==== Records supplied

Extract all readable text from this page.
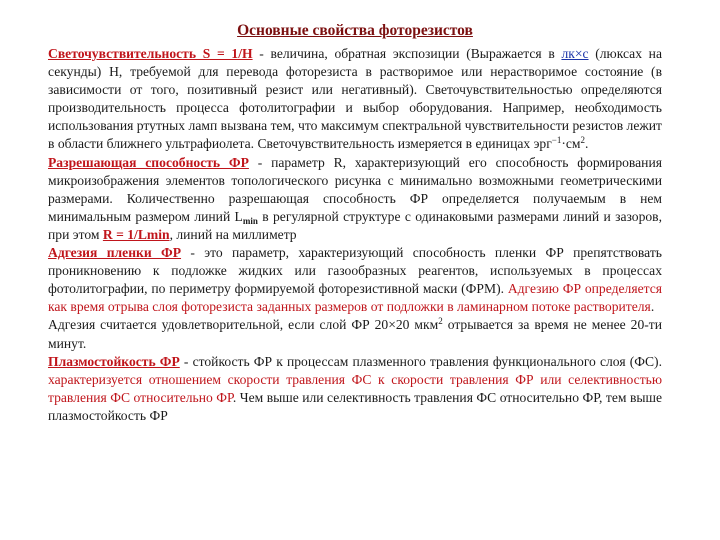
Основные свойства фоторезистов

Светочувствительность S = 1/H - величина, обратная экспозиции (Выражается в лк×с (люксах на секунды) Н, требуемой для перевода фоторезиста в растворимое или нерастворимое состояние (в зависимости от того, позитивный резист или негативный). Светочувствительностью определяются производительность процесса фотолитографии и выбор оборудования. Например, необходимость использования ртутных ламп вызвана тем, что максимум спектральной чувствительности резистов лежит в области ближнего ультрафиолета. Светочувствительность измеряется в единицах $эрг^{-1}\cdot см^2$.

Разрешающая способность ФР - параметр R, характеризующий его способность формирования микроизображения элементов топологического рисунка с минимально возможными геометрическими размерами. Количественно разрешающая способность ФР определяется получаемым в нем минимальным размером линий $L_{min}$ в регулярной структуре с одинаковыми размерами линий и зазоров, при этом R = 1/Lmin, линий на миллиметр

Адгезия пленки ФР - это параметр, характеризующий способность пленки ФР препятствовать проникновению к подложке жидких или газообразных реагентов, используемых в процессах фотолитографии, по периметру формируемой фоторезистивной маски (ФРМ). Адгезию ФР определяется как время отрыва слоя фоторезиста заданных размеров от подложки в ламинарном потоке растворителя.

Адгезия считается удовлетворительной, если слой ФР 20×20 мкм$^2$ отрывается за время не менее 20-ти минут.

Плазмостойкость ФР - стойкость ФР к процессам плазменного травления функционального слоя (ФС). характеризуется отношением скорости травления ФС к скорости травления ФР или селективностью травления ФС относительно ФР. Чем выше или селективность травления ФС относительно ФР, тем выше плазмостойкость ФР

========

■ **Aim**
Omit any images, then output the listing exactly.

■ **Response for this exercise**
Extract all readable text from this page.
Основные свойства фоторезистов

Светочувствительность S = 1/H - величина, обратная экспозиции (Выражается в лк×с (люксах на секунды) Н, требуемой для перевода фоторезиста в растворимое или нерастворимое состояние (в зависимости от того, позитивный резист или негативный). Светочувствительностью определяются производительность процесса фотолитографии и выбор оборудования. Например, необходимость использования ртутных ламп вызвана тем, что максимум спектральной чувствительности резистов лежит в области ближнего ультрафиолета. Светочувствительность измеряется в единицах $эрг^{-1}\cdot см^2$.

Разрешающая способность ФР - параметр R, характеризующий его способность формирования микроизображения элементов топологического рисунка с минимально возможными геометрическими размерами. Количественно разрешающая способность ФР определяется получаемым в нем минимальным размером линий $L_{min}$ в регулярной структуре с одинаковыми размерами линий и зазоров, при этом R = 1/Lmin, линий на миллиметр

Адгезия пленки ФР - это параметр, характеризующий способность пленки ФР препятствовать проникновению к подложке жидких или газообразных реагентов, используемых в процессах фотолитографии, по периметру формируемой фоторезистивной маски (ФРМ). Адгезию ФР определяется как время отрыва слоя фоторезиста заданных размеров от подложки в ламинарном потоке растворителя.

Адгезия считается удовлетворительной, если слой ФР 20×20 мкм$^2$ отрывается за время не менее 20-ти минут.

Плазмостойкость ФР - стойкость ФР к процессам плазменного травления функционального слоя (ФС). характеризуется отношением скорости травления ФС к скорости травления ФР или селективностью травления ФС относительно ФР. Чем выше или селективность травления ФС относительно ФР, тем выше плазмостойкость ФР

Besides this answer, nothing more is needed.